[Records from a collection of figures]
»»

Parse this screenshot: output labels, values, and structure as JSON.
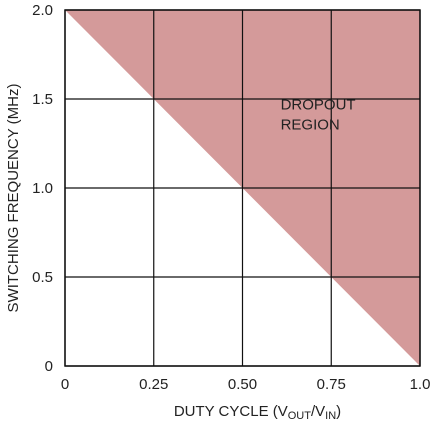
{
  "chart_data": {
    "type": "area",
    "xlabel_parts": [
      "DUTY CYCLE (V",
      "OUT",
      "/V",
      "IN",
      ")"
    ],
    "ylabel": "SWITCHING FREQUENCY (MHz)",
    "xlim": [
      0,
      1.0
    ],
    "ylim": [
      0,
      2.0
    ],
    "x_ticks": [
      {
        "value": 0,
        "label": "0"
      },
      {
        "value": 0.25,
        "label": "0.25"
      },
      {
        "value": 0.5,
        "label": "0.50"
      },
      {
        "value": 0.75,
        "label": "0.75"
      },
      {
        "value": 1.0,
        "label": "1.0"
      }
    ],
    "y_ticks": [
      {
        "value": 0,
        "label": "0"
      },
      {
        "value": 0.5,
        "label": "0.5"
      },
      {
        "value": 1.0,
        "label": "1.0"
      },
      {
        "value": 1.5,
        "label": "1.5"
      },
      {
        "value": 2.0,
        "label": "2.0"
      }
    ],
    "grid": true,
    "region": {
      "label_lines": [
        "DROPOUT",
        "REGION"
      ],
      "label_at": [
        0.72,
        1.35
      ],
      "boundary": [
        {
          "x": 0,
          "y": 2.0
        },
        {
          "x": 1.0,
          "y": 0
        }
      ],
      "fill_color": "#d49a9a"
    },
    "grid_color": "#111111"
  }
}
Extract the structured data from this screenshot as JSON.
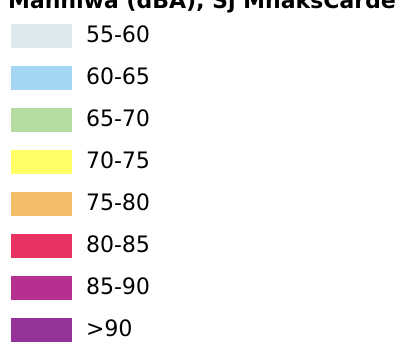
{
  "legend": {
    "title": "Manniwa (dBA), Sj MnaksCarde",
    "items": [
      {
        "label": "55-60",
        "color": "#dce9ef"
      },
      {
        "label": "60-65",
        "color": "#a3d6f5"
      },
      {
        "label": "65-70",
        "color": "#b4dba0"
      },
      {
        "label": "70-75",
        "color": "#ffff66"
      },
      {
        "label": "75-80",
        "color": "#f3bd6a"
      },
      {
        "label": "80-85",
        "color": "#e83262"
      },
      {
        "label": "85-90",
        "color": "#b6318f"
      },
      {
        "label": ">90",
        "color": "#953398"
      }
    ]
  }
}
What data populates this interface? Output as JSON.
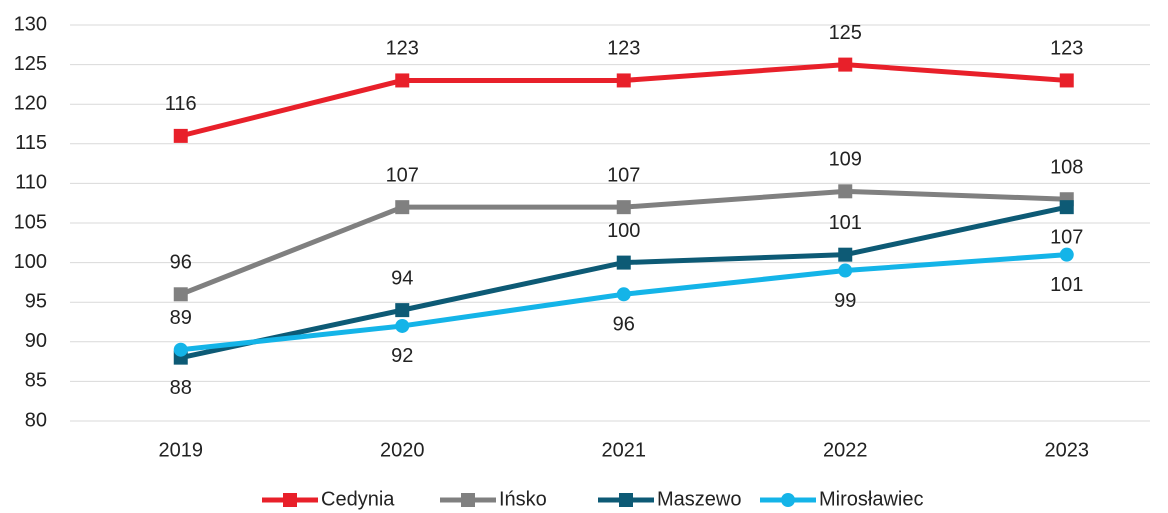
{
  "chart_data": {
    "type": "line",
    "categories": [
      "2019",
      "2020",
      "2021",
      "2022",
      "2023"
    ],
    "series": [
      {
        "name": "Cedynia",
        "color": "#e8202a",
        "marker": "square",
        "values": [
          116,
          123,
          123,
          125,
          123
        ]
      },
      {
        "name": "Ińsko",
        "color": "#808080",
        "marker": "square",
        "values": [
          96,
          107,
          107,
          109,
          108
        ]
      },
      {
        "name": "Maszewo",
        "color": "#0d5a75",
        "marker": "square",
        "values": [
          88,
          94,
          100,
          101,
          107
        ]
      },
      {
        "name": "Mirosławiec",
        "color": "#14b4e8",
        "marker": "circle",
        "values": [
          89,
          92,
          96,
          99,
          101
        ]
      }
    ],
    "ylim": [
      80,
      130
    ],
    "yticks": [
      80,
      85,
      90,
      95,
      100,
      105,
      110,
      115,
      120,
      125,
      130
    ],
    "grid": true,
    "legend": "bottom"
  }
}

««
»»

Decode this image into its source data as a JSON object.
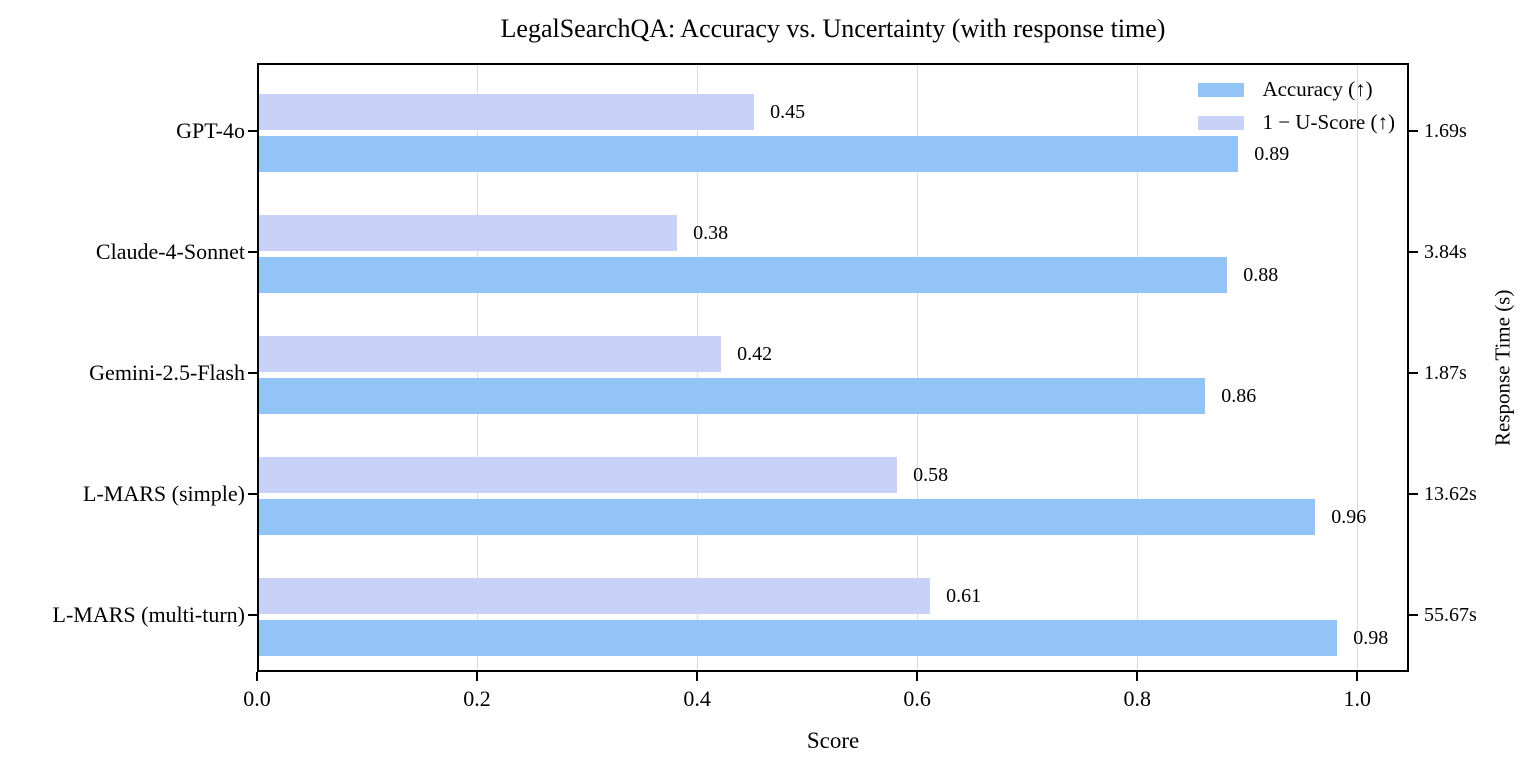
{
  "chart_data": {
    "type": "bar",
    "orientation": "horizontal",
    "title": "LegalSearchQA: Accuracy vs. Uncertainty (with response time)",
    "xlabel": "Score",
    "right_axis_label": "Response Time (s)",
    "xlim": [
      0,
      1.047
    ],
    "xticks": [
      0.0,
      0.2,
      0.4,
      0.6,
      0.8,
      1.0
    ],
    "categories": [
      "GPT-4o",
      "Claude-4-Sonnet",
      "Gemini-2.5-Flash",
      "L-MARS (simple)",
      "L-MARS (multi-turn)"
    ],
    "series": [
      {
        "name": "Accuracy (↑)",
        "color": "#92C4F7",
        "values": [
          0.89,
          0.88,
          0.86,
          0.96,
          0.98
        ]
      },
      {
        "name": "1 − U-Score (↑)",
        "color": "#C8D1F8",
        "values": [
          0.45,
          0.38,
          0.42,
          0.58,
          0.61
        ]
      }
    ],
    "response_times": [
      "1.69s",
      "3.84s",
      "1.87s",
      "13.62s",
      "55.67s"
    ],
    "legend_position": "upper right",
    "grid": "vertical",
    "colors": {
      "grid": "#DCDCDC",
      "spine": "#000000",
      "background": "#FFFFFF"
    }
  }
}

««
»»

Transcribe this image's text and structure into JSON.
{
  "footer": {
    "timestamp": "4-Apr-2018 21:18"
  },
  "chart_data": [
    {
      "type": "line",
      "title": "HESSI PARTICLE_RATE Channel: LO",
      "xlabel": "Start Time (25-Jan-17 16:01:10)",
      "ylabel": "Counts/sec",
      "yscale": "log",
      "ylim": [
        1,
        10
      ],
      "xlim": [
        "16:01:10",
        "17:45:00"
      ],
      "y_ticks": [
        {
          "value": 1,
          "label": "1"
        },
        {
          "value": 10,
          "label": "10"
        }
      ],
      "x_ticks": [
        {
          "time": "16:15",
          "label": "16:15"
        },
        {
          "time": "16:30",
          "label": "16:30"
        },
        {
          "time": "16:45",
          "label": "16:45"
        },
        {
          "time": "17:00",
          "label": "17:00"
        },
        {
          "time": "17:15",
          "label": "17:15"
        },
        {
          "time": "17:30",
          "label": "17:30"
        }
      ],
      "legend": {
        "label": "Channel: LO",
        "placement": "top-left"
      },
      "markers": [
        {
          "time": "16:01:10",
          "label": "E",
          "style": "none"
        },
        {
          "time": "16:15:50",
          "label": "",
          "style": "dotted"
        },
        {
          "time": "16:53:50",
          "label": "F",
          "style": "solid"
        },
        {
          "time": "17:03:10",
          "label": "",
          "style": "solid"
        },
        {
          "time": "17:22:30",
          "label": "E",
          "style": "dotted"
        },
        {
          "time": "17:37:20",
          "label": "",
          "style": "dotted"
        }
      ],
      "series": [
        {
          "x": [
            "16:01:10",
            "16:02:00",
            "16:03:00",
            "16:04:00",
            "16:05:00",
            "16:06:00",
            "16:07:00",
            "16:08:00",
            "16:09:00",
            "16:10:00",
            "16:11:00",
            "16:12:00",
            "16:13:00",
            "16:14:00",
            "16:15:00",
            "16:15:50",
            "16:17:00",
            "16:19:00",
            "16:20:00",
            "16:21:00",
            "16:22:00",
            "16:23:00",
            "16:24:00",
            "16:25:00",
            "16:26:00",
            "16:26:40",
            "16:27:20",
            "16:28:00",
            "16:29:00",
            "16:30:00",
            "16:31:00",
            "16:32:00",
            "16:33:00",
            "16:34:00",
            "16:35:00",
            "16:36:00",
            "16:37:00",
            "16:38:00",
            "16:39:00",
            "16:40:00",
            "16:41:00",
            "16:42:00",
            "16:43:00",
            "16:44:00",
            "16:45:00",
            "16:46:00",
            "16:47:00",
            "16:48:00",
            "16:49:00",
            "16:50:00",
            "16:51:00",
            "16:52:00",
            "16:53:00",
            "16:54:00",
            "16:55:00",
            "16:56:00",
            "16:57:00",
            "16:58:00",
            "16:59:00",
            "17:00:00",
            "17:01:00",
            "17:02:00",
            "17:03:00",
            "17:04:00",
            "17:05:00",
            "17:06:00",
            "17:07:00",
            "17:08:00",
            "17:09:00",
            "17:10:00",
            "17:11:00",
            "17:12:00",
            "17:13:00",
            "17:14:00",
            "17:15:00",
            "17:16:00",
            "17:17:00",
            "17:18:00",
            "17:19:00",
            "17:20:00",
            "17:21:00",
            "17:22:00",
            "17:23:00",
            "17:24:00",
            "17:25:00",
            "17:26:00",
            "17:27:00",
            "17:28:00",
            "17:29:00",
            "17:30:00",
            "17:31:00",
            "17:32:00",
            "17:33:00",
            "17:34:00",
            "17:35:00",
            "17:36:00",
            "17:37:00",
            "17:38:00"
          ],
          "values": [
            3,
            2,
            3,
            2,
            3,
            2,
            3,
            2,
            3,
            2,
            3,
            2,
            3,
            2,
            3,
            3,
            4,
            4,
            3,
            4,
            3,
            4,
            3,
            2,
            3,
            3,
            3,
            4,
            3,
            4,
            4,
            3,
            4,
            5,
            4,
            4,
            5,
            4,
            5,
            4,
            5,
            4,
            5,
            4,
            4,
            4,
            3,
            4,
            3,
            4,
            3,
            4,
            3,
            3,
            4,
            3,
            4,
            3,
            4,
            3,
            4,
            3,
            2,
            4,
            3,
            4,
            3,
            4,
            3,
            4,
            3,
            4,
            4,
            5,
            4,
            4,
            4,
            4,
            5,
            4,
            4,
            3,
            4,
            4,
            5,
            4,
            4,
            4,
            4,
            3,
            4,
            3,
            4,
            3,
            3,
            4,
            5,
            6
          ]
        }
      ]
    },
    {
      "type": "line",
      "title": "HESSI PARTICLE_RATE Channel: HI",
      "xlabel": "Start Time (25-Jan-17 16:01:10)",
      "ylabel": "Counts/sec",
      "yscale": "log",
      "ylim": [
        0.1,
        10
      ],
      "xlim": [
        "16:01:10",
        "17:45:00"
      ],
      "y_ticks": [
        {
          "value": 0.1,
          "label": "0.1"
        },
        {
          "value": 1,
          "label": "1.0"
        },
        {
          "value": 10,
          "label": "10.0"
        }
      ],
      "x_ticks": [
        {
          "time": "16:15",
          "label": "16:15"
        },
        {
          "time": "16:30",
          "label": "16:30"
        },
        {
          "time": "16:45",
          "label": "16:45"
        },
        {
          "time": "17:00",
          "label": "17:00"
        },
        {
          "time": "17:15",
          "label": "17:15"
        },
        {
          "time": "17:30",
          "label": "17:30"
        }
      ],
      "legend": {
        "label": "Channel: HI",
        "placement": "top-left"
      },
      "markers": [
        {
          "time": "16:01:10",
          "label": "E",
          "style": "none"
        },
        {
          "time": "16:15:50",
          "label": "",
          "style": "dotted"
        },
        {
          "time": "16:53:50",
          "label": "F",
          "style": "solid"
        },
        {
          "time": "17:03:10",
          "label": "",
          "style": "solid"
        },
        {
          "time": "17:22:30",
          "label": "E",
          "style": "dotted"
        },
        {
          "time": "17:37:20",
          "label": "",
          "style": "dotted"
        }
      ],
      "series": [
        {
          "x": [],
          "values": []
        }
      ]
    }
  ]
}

««

[Work instructions]
Search the data above for the word "HESSI", then gather each line in which it appears.

[Answer to the problem]
      "title": "HESSI PARTICLE_RATE Channel: LO",
      "title": "HESSI PARTICLE_RATE Channel: HI",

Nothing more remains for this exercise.